DATASET EXTRACT
========================================

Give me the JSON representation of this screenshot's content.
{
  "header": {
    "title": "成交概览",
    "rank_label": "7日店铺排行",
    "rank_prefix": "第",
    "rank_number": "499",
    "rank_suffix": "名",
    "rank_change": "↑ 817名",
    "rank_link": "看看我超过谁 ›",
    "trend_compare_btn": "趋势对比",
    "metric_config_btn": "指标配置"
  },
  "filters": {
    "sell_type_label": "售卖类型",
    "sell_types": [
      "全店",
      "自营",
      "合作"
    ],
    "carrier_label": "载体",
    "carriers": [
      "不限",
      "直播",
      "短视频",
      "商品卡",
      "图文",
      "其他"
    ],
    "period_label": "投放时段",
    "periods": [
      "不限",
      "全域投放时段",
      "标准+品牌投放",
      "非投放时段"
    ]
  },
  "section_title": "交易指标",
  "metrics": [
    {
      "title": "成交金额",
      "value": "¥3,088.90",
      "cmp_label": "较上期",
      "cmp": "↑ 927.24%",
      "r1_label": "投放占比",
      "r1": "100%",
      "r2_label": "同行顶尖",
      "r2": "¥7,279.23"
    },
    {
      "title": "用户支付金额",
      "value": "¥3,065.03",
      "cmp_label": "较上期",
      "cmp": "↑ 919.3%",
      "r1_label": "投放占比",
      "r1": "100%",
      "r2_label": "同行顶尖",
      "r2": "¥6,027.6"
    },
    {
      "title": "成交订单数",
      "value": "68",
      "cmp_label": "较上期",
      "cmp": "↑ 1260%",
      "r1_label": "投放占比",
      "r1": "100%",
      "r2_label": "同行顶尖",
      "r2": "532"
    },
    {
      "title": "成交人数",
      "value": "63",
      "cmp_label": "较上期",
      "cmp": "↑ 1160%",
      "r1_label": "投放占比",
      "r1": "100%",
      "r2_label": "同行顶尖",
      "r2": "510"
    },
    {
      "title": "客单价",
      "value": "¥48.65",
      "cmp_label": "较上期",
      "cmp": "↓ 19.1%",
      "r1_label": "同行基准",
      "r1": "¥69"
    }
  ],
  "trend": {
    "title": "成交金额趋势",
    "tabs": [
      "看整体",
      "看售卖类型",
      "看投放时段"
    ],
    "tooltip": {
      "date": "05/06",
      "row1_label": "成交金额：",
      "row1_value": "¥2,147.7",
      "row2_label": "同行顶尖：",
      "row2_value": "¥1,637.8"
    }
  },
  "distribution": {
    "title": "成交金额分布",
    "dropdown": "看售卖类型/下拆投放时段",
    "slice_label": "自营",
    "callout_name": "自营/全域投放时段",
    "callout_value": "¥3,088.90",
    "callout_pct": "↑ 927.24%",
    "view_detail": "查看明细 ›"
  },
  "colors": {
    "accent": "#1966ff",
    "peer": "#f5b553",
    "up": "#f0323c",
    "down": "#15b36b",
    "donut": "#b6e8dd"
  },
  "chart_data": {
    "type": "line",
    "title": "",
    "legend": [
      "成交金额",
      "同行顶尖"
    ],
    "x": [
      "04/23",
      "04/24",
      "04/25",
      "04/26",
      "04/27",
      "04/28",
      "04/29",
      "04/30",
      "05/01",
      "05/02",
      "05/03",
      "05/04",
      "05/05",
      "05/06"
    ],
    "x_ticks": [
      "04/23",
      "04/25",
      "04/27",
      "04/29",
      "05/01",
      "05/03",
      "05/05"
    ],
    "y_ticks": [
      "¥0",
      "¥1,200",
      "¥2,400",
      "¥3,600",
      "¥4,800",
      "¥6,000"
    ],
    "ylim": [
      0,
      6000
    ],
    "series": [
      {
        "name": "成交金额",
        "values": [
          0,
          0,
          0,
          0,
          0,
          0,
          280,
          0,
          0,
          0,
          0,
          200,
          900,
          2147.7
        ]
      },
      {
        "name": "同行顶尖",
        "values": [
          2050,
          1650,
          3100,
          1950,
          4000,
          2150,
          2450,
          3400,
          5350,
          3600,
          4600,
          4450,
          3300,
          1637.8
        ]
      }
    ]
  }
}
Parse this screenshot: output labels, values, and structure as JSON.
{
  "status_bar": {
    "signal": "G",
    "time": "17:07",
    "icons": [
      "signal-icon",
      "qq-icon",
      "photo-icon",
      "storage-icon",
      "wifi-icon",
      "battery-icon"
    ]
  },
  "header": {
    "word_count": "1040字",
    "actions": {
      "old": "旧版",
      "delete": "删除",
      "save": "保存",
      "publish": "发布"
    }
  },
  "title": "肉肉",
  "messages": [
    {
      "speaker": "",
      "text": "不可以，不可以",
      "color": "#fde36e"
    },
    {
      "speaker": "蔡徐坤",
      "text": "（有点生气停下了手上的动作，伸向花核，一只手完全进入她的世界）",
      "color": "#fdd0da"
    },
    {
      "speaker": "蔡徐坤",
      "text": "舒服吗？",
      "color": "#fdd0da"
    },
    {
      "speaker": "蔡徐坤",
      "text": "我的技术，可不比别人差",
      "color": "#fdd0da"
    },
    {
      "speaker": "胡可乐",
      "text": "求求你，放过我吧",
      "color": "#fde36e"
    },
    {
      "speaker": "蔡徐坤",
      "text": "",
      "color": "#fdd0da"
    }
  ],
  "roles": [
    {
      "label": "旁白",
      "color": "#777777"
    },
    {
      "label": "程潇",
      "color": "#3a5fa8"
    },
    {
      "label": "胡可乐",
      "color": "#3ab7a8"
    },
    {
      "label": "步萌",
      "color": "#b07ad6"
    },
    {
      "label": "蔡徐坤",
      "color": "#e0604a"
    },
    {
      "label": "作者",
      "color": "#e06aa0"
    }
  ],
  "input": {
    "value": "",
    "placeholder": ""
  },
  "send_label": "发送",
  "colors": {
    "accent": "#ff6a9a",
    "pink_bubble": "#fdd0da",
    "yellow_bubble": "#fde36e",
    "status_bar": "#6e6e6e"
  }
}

========================================

OBJECTIVE
Recopy the entries above exactly, with every line included.

WRITTEN SOLUTION
Give me the JSON representation of this screenshot's content.
{
  "header": {
    "title": "成交概览",
    "rank_label": "7日店铺排行",
    "rank_prefix": "第",
    "rank_number": "499",
    "rank_suffix": "名",
    "rank_change": "↑ 817名",
    "rank_link": "看看我超过谁 ›",
    "trend_compare_btn": "趋势对比",
    "metric_config_btn": "指标配置"
  },
  "filters": {
    "sell_type_label": "售卖类型",
    "sell_types": [
      "全店",
      "自营",
      "合作"
    ],
    "carrier_label": "载体",
    "carriers": [
      "不限",
      "直播",
      "短视频",
      "商品卡",
      "图文",
      "其他"
    ],
    "period_label": "投放时段",
    "periods": [
      "不限",
      "全域投放时段",
      "标准+品牌投放",
      "非投放时段"
    ]
  },
  "section_title": "交易指标",
  "metrics": [
    {
      "title": "成交金额",
      "value": "¥3,088.90",
      "cmp_label": "较上期",
      "cmp": "↑ 927.24%",
      "r1_label": "投放占比",
      "r1": "100%",
      "r2_label": "同行顶尖",
      "r2": "¥7,279.23"
    },
    {
      "title": "用户支付金额",
      "value": "¥3,065.03",
      "cmp_label": "较上期",
      "cmp": "↑ 919.3%",
      "r1_label": "投放占比",
      "r1": "100%",
      "r2_label": "同行顶尖",
      "r2": "¥6,027.6"
    },
    {
      "title": "成交订单数",
      "value": "68",
      "cmp_label": "较上期",
      "cmp": "↑ 1260%",
      "r1_label": "投放占比",
      "r1": "100%",
      "r2_label": "同行顶尖",
      "r2": "532"
    },
    {
      "title": "成交人数",
      "value": "63",
      "cmp_label": "较上期",
      "cmp": "↑ 1160%",
      "r1_label": "投放占比",
      "r1": "100%",
      "r2_label": "同行顶尖",
      "r2": "510"
    },
    {
      "title": "客单价",
      "value": "¥48.65",
      "cmp_label": "较上期",
      "cmp": "↓ 19.1%",
      "r1_label": "同行基准",
      "r1": "¥69"
    }
  ],
  "trend": {
    "title": "成交金额趋势",
    "tabs": [
      "看整体",
      "看售卖类型",
      "看投放时段"
    ],
    "tooltip": {
      "date": "05/06",
      "row1_label": "成交金额：",
      "row1_value": "¥2,147.7",
      "row2_label": "同行顶尖：",
      "row2_value": "¥1,637.8"
    }
  },
  "distribution": {
    "title": "成交金额分布",
    "dropdown": "看售卖类型/下拆投放时段",
    "slice_label": "自营",
    "callout_name": "自营/全域投放时段",
    "callout_value": "¥3,088.90",
    "callout_pct": "↑ 927.24%",
    "view_detail": "查看明细 ›"
  },
  "colors": {
    "accent": "#1966ff",
    "peer": "#f5b553",
    "up": "#f0323c",
    "down": "#15b36b",
    "donut": "#b6e8dd"
  },
  "chart_data": {
    "type": "line",
    "title": "",
    "legend": [
      "成交金额",
      "同行顶尖"
    ],
    "x": [
      "04/23",
      "04/24",
      "04/25",
      "04/26",
      "04/27",
      "04/28",
      "04/29",
      "04/30",
      "05/01",
      "05/02",
      "05/03",
      "05/04",
      "05/05",
      "05/06"
    ],
    "x_ticks": [
      "04/23",
      "04/25",
      "04/27",
      "04/29",
      "05/01",
      "05/03",
      "05/05"
    ],
    "y_ticks": [
      "¥0",
      "¥1,200",
      "¥2,400",
      "¥3,600",
      "¥4,800",
      "¥6,000"
    ],
    "ylim": [
      0,
      6000
    ],
    "series": [
      {
        "name": "成交金额",
        "values": [
          0,
          0,
          0,
          0,
          0,
          0,
          280,
          0,
          0,
          0,
          0,
          200,
          900,
          2147.7
        ]
      },
      {
        "name": "同行顶尖",
        "values": [
          2050,
          1650,
          3100,
          1950,
          4000,
          2150,
          2450,
          3400,
          5350,
          3600,
          4600,
          4450,
          3300,
          1637.8
        ]
      }
    ]
  }
}
Parse this screenshot: output labels, values, and structure as JSON.
{
  "status_bar": {
    "signal": "G",
    "time": "17:07",
    "icons": [
      "signal-icon",
      "qq-icon",
      "photo-icon",
      "storage-icon",
      "wifi-icon",
      "battery-icon"
    ]
  },
  "header": {
    "word_count": "1040字",
    "actions": {
      "old": "旧版",
      "delete": "删除",
      "save": "保存",
      "publish": "发布"
    }
  },
  "title": "肉肉",
  "messages": [
    {
      "speaker": "",
      "text": "不可以，不可以",
      "color": "#fde36e"
    },
    {
      "speaker": "蔡徐坤",
      "text": "（有点生气停下了手上的动作，伸向花核，一只手完全进入她的世界）",
      "color": "#fdd0da"
    },
    {
      "speaker": "蔡徐坤",
      "text": "舒服吗？",
      "color": "#fdd0da"
    },
    {
      "speaker": "蔡徐坤",
      "text": "我的技术，可不比别人差",
      "color": "#fdd0da"
    },
    {
      "speaker": "胡可乐",
      "text": "求求你，放过我吧",
      "color": "#fde36e"
    },
    {
      "speaker": "蔡徐坤",
      "text": "",
      "color": "#fdd0da"
    }
  ],
  "roles": [
    {
      "label": "旁白",
      "color": "#777777"
    },
    {
      "label": "程潇",
      "color": "#3a5fa8"
    },
    {
      "label": "胡可乐",
      "color": "#3ab7a8"
    },
    {
      "label": "步萌",
      "color": "#b07ad6"
    },
    {
      "label": "蔡徐坤",
      "color": "#e0604a"
    },
    {
      "label": "作者",
      "color": "#e06aa0"
    }
  ],
  "input": {
    "value": "",
    "placeholder": ""
  },
  "send_label": "发送",
  "colors": {
    "accent": "#ff6a9a",
    "pink_bubble": "#fdd0da",
    "yellow_bubble": "#fde36e",
    "status_bar": "#6e6e6e"
  }
}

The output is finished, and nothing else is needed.